| Work required |
Restate the full set of records exactly, word for word.

─── Record list

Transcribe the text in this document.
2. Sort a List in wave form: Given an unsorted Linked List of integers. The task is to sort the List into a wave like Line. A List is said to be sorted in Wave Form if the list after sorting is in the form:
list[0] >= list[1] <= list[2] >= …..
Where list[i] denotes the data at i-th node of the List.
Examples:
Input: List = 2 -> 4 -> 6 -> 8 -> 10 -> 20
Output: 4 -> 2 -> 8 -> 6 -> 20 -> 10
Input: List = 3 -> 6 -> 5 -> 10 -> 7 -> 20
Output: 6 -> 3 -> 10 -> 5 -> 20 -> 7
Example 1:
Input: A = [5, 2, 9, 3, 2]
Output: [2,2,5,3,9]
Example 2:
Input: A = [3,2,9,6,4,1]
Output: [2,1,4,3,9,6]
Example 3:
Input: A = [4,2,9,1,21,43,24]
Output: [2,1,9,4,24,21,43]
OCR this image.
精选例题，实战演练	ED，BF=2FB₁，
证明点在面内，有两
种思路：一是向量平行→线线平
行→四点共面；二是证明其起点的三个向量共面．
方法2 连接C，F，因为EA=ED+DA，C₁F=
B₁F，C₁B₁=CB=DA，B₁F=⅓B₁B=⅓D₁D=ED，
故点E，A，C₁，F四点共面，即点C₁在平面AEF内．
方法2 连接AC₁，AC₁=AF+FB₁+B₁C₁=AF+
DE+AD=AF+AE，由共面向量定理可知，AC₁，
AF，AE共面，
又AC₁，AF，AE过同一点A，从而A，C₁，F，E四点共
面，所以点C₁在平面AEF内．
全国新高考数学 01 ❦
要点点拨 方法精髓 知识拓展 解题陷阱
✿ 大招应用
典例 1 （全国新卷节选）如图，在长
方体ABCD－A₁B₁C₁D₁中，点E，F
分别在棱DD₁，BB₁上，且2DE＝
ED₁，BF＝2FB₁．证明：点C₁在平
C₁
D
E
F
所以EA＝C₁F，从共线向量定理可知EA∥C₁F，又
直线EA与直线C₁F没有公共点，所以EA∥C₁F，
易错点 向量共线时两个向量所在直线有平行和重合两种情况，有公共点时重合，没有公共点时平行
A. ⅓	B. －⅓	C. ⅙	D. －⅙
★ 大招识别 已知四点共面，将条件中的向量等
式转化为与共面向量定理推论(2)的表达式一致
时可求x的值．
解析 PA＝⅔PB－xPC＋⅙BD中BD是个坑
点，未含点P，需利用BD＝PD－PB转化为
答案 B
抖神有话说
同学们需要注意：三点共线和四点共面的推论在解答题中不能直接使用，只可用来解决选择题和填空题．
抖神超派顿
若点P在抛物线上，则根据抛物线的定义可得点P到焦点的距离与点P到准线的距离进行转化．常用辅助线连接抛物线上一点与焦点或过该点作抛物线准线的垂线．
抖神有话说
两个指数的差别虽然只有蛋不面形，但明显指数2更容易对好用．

──────

| Problem solution |
Transcribe the text in this document.
2. Sort a List in wave form: Given an unsorted Linked List of integers. The task is to sort the List into a wave like Line. A List is said to be sorted in Wave Form if the list after sorting is in the form:
list[0] >= list[1] <= list[2] >= …..
Where list[i] denotes the data at i-th node of the List.
Examples:
Input: List = 2 -> 4 -> 6 -> 8 -> 10 -> 20
Output: 4 -> 2 -> 8 -> 6 -> 20 -> 10
Input: List = 3 -> 6 -> 5 -> 10 -> 7 -> 20
Output: 6 -> 3 -> 10 -> 5 -> 20 -> 7
Example 1:
Input: A = [5, 2, 9, 3, 2]
Output: [2,2,5,3,9]
Example 2:
Input: A = [3,2,9,6,4,1]
Output: [2,1,4,3,9,6]
Example 3:
Input: A = [4,2,9,1,21,43,24]
Output: [2,1,9,4,24,21,43]
OCR this image.
精选例题，实战演练	ED，BF=2FB₁，
证明点在面内，有两
种思路：一是向量平行→线线平
行→四点共面；二是证明其起点的三个向量共面．
方法2 连接C，F，因为EA=ED+DA，C₁F=
B₁F，C₁B₁=CB=DA，B₁F=⅓B₁B=⅓D₁D=ED，
故点E，A，C₁，F四点共面，即点C₁在平面AEF内．
方法2 连接AC₁，AC₁=AF+FB₁+B₁C₁=AF+
DE+AD=AF+AE，由共面向量定理可知，AC₁，
AF，AE共面，
又AC₁，AF，AE过同一点A，从而A，C₁，F，E四点共
面，所以点C₁在平面AEF内．
全国新高考数学 01 ❦
要点点拨 方法精髓 知识拓展 解题陷阱
✿ 大招应用
典例 1 （全国新卷节选）如图，在长
方体ABCD－A₁B₁C₁D₁中，点E，F
分别在棱DD₁，BB₁上，且2DE＝
ED₁，BF＝2FB₁．证明：点C₁在平
C₁
D
E
F
所以EA＝C₁F，从共线向量定理可知EA∥C₁F，又
直线EA与直线C₁F没有公共点，所以EA∥C₁F，
易错点 向量共线时两个向量所在直线有平行和重合两种情况，有公共点时重合，没有公共点时平行
A. ⅓	B. －⅓	C. ⅙	D. －⅙
★ 大招识别 已知四点共面，将条件中的向量等
式转化为与共面向量定理推论(2)的表达式一致
时可求x的值．
解析 PA＝⅔PB－xPC＋⅙BD中BD是个坑
点，未含点P，需利用BD＝PD－PB转化为
答案 B
抖神有话说
同学们需要注意：三点共线和四点共面的推论在解答题中不能直接使用，只可用来解决选择题和填空题．
抖神超派顿
若点P在抛物线上，则根据抛物线的定义可得点P到焦点的距离与点P到准线的距离进行转化．常用辅助线连接抛物线上一点与焦点或过该点作抛物线准线的垂线．
抖神有话说
两个指数的差别虽然只有蛋不面形，但明显指数2更容易对好用．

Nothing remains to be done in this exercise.